◆ ACTIVITY ◆
Give the listing again word for word. Skip the pictures.

◆ RECORDS FOR THIS TASK ◆
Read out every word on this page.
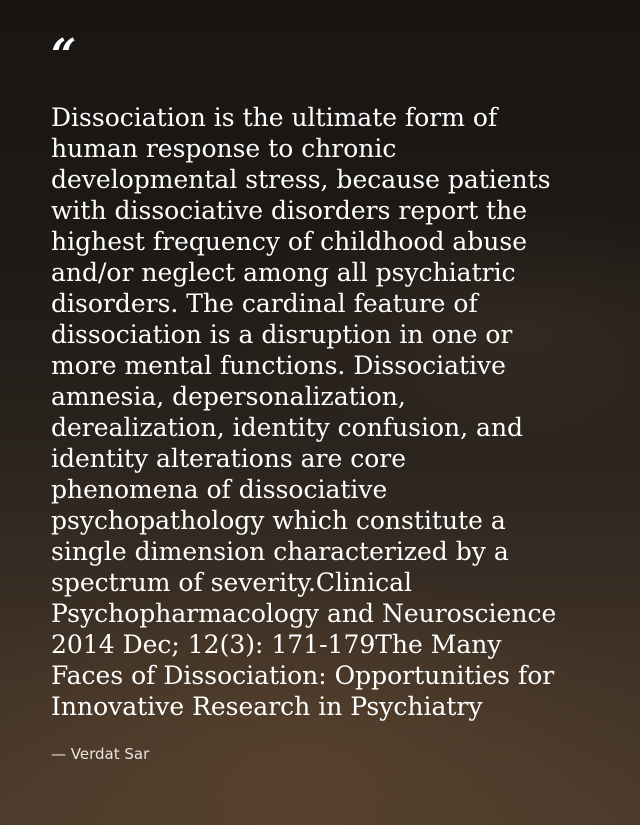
“

Dissociation is the ultimate form of
human response to chronic
developmental stress, because patients
with dissociative disorders report the
highest frequency of childhood abuse
and/or neglect among all psychiatric
disorders. The cardinal feature of
dissociation is a disruption in one or
more mental functions. Dissociative
amnesia, depersonalization,
derealization, identity confusion, and
identity alterations are core
phenomena of dissociative
psychopathology which constitute a
single dimension characterized by a
spectrum of severity.Clinical
Psychopharmacology and Neuroscience
2014 Dec; 12(3): 171-179The Many
Faces of Dissociation: Opportunities for
Innovative Research in Psychiatry

— Verdat Sar
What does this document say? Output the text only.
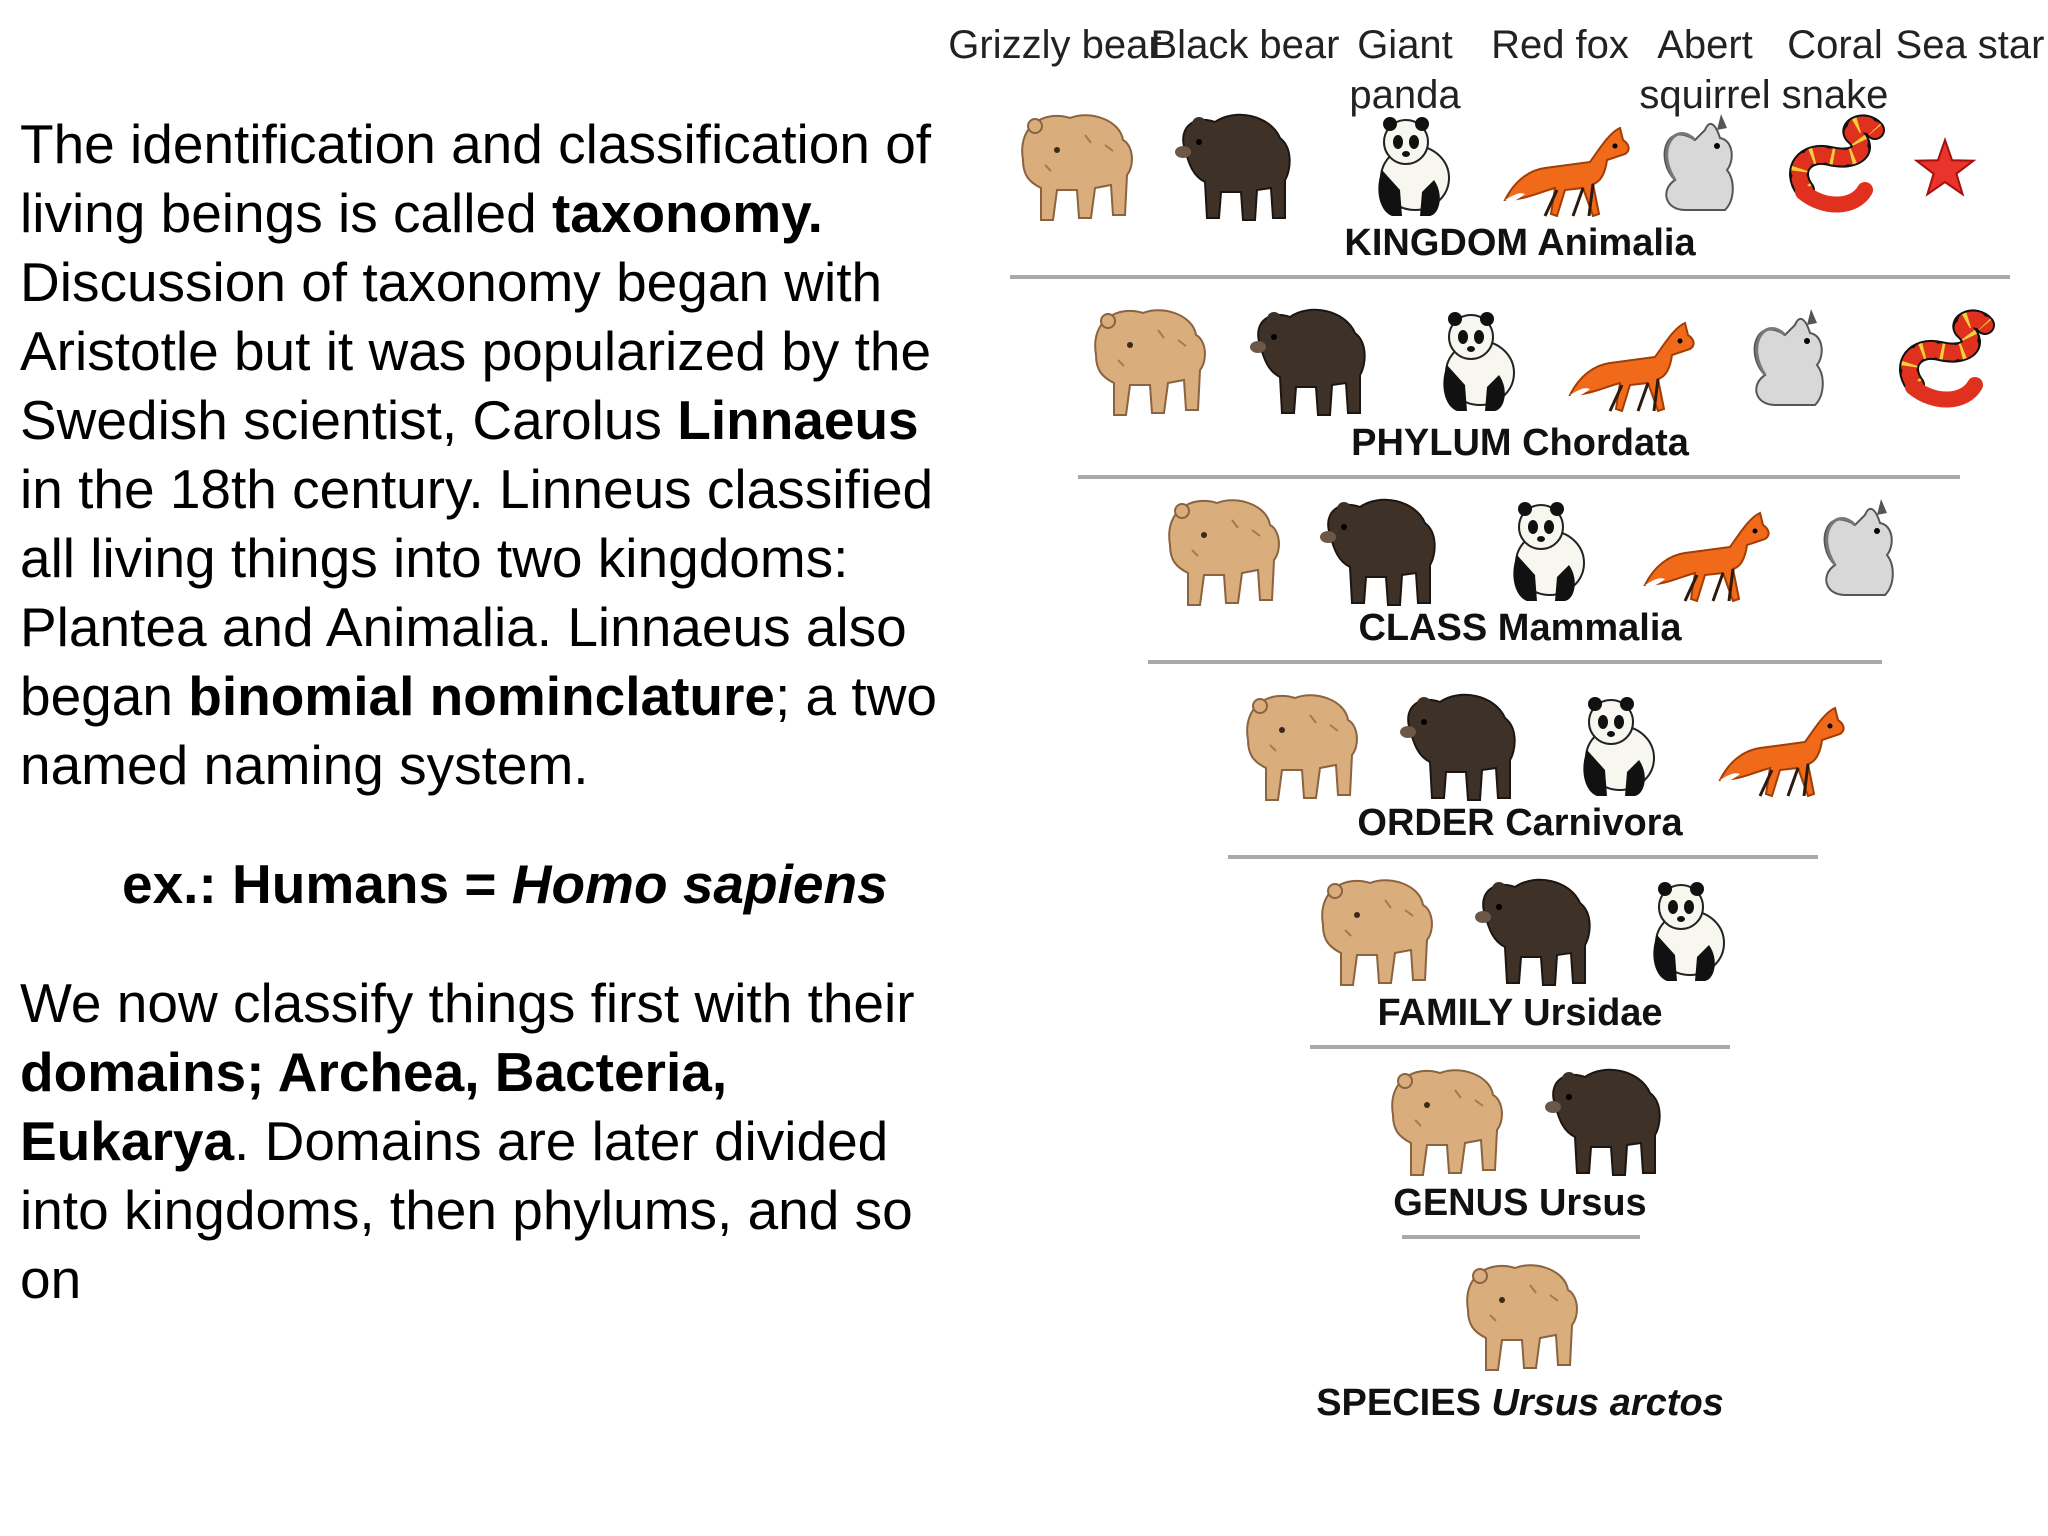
The identification and classification of living beings is called taxonomy. Discussion of taxonomy began with Aristotle but it was popularized by the Swedish scientist, Carolus Linnaeus in the 18th century. Linneus classified all living things into two kingdoms: Plantea and Animalia. Linnaeus also began binomial nominclature; a two named naming system.

ex.: Humans = Homo sapiens

We now classify things first with their domains; Archea, Bacteria, Eukarya. Domains are later divided into kingdoms, then phylums, and so on

Grizzly bear
Black bear Giant
panda
Red fox Abert
squirrel
Coral
snake
Sea star
KINGDOM Animalia
PHYLUM Chordata
CLASS Mammalia
ORDER Carnivora
FAMILY Ursidae
GENUS Ursus
SPECIES Ursus arctos
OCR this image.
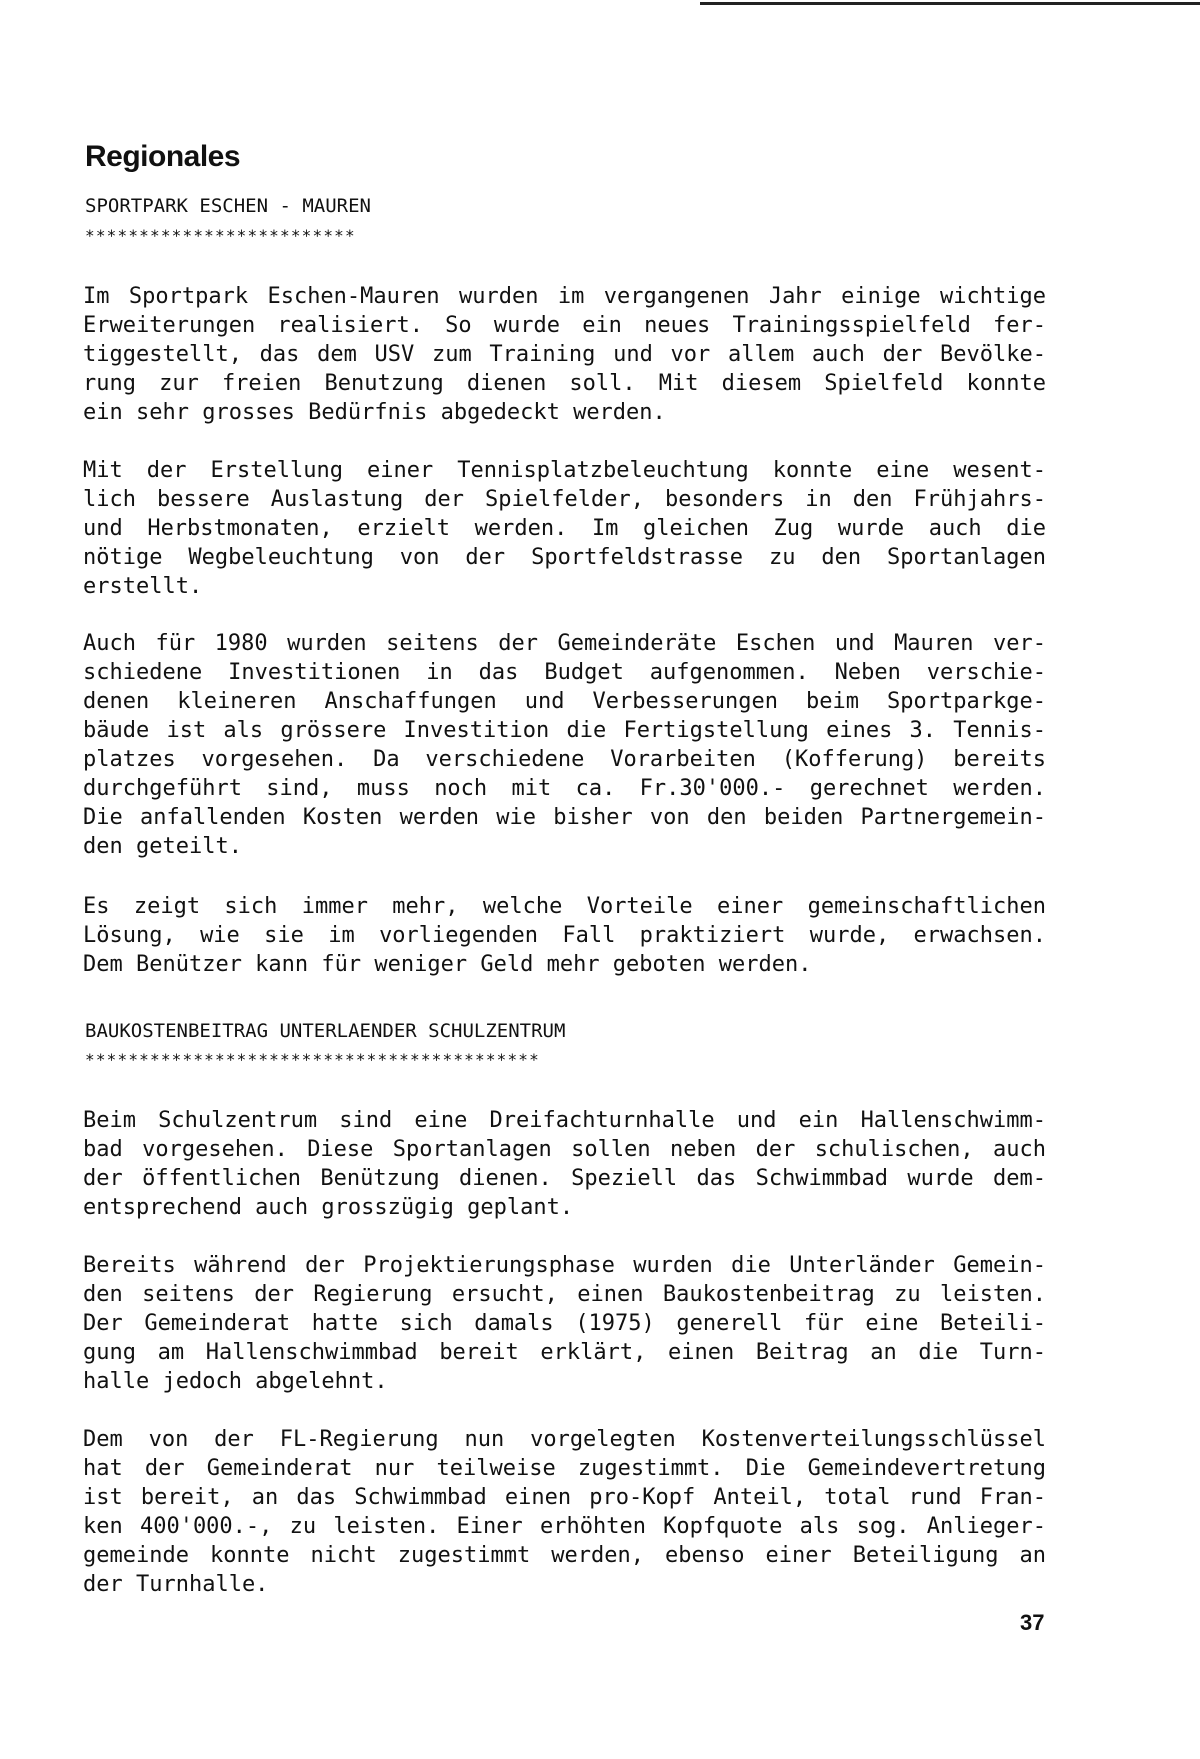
Regionales
SPORTPARK ESCHEN - MAUREN
*************************
Im Sportpark Eschen-Mauren wurden im vergangenen Jahr einige wichtige
Erweiterungen realisiert. So wurde ein neues Trainingsspielfeld fer-
tiggestellt, das dem USV zum Training und vor allem auch der Bevölke-
rung zur freien Benutzung dienen soll. Mit diesem Spielfeld konnte
ein sehr grosses Bedürfnis abgedeckt werden.
Mit der Erstellung einer Tennisplatzbeleuchtung konnte eine wesent-
lich bessere Auslastung der Spielfelder, besonders in den Frühjahrs-
und Herbstmonaten, erzielt werden. Im gleichen Zug wurde auch die
nötige Wegbeleuchtung von der Sportfeldstrasse zu den Sportanlagen
erstellt.
Auch für 1980 wurden seitens der Gemeinderäte Eschen und Mauren ver-
schiedene Investitionen in das Budget aufgenommen. Neben verschie-
denen kleineren Anschaffungen und Verbesserungen beim Sportparkge-
bäude ist als grössere Investition die Fertigstellung eines 3. Tennis-
platzes vorgesehen. Da verschiedene Vorarbeiten (Kofferung) bereits
durchgeführt sind, muss noch mit ca. Fr.30'000.- gerechnet werden.
Die anfallenden Kosten werden wie bisher von den beiden Partnergemein-
den geteilt.
Es zeigt sich immer mehr, welche Vorteile einer gemeinschaftlichen
Lösung, wie sie im vorliegenden Fall praktiziert wurde, erwachsen.
Dem Benützer kann für weniger Geld mehr geboten werden.
BAUKOSTENBEITRAG UNTERLAENDER SCHULZENTRUM
******************************************
Beim Schulzentrum sind eine Dreifachturnhalle und ein Hallenschwimm-
bad vorgesehen. Diese Sportanlagen sollen neben der schulischen, auch
der öffentlichen Benützung dienen. Speziell das Schwimmbad wurde dem-
entsprechend auch grosszügig geplant.
Bereits während der Projektierungsphase wurden die Unterländer Gemein-
den seitens der Regierung ersucht, einen Baukostenbeitrag zu leisten.
Der Gemeinderat hatte sich damals (1975) generell für eine Beteili-
gung am Hallenschwimmbad bereit erklärt, einen Beitrag an die Turn-
halle jedoch abgelehnt.
Dem von der FL-Regierung nun vorgelegten Kostenverteilungsschlüssel
hat der Gemeinderat nur teilweise zugestimmt. Die Gemeindevertretung
ist bereit, an das Schwimmbad einen pro-Kopf Anteil, total rund Fran-
ken 400'000.-, zu leisten. Einer erhöhten Kopfquote als sog. Anlieger-
gemeinde konnte nicht zugestimmt werden, ebenso einer Beteiligung an
der Turnhalle.
37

◆ ANSWER TO THIS EXERCISE ◆
Read out every word on this page.
“

Dissociation is the ultimate form of
human response to chronic
developmental stress, because patients
with dissociative disorders report the
highest frequency of childhood abuse
and/or neglect among all psychiatric
disorders. The cardinal feature of
dissociation is a disruption in one or
more mental functions. Dissociative
amnesia, depersonalization,
derealization, identity confusion, and
identity alterations are core
phenomena of dissociative
psychopathology which constitute a
single dimension characterized by a
spectrum of severity.Clinical
Psychopharmacology and Neuroscience
2014 Dec; 12(3): 171-179The Many
Faces of Dissociation: Opportunities for
Innovative Research in Psychiatry

— Verdat Sar
What does this document say? Output the text only.
The identification and classification of living beings is called taxonomy. Discussion of taxonomy began with Aristotle but it was popularized by the Swedish scientist, Carolus Linnaeus in the 18th century. Linneus classified all living things into two kingdoms: Plantea and Animalia. Linnaeus also began binomial nominclature; a two named naming system.

ex.: Humans = Homo sapiens

We now classify things first with their domains; Archea, Bacteria, Eukarya. Domains are later divided into kingdoms, then phylums, and so on

Grizzly bear
Black bear Giant
panda
Red fox Abert
squirrel
Coral
snake
Sea star
KINGDOM Animalia
PHYLUM Chordata
CLASS Mammalia
ORDER Carnivora
FAMILY Ursidae
GENUS Ursus
SPECIES Ursus arctos
OCR this image.
Regionales
SPORTPARK ESCHEN - MAUREN
*************************
Im Sportpark Eschen-Mauren wurden im vergangenen Jahr einige wichtige
Erweiterungen realisiert. So wurde ein neues Trainingsspielfeld fer-
tiggestellt, das dem USV zum Training und vor allem auch der Bevölke-
rung zur freien Benutzung dienen soll. Mit diesem Spielfeld konnte
ein sehr grosses Bedürfnis abgedeckt werden.
Mit der Erstellung einer Tennisplatzbeleuchtung konnte eine wesent-
lich bessere Auslastung der Spielfelder, besonders in den Frühjahrs-
und Herbstmonaten, erzielt werden. Im gleichen Zug wurde auch die
nötige Wegbeleuchtung von der Sportfeldstrasse zu den Sportanlagen
erstellt.
Auch für 1980 wurden seitens der Gemeinderäte Eschen und Mauren ver-
schiedene Investitionen in das Budget aufgenommen. Neben verschie-
denen kleineren Anschaffungen und Verbesserungen beim Sportparkge-
bäude ist als grössere Investition die Fertigstellung eines 3. Tennis-
platzes vorgesehen. Da verschiedene Vorarbeiten (Kofferung) bereits
durchgeführt sind, muss noch mit ca. Fr.30'000.- gerechnet werden.
Die anfallenden Kosten werden wie bisher von den beiden Partnergemein-
den geteilt.
Es zeigt sich immer mehr, welche Vorteile einer gemeinschaftlichen
Lösung, wie sie im vorliegenden Fall praktiziert wurde, erwachsen.
Dem Benützer kann für weniger Geld mehr geboten werden.
BAUKOSTENBEITRAG UNTERLAENDER SCHULZENTRUM
******************************************
Beim Schulzentrum sind eine Dreifachturnhalle und ein Hallenschwimm-
bad vorgesehen. Diese Sportanlagen sollen neben der schulischen, auch
der öffentlichen Benützung dienen. Speziell das Schwimmbad wurde dem-
entsprechend auch grosszügig geplant.
Bereits während der Projektierungsphase wurden die Unterländer Gemein-
den seitens der Regierung ersucht, einen Baukostenbeitrag zu leisten.
Der Gemeinderat hatte sich damals (1975) generell für eine Beteili-
gung am Hallenschwimmbad bereit erklärt, einen Beitrag an die Turn-
halle jedoch abgelehnt.
Dem von der FL-Regierung nun vorgelegten Kostenverteilungsschlüssel
hat der Gemeinderat nur teilweise zugestimmt. Die Gemeindevertretung
ist bereit, an das Schwimmbad einen pro-Kopf Anteil, total rund Fran-
ken 400'000.-, zu leisten. Einer erhöhten Kopfquote als sog. Anlieger-
gemeinde konnte nicht zugestimmt werden, ebenso einer Beteiligung an
der Turnhalle.
37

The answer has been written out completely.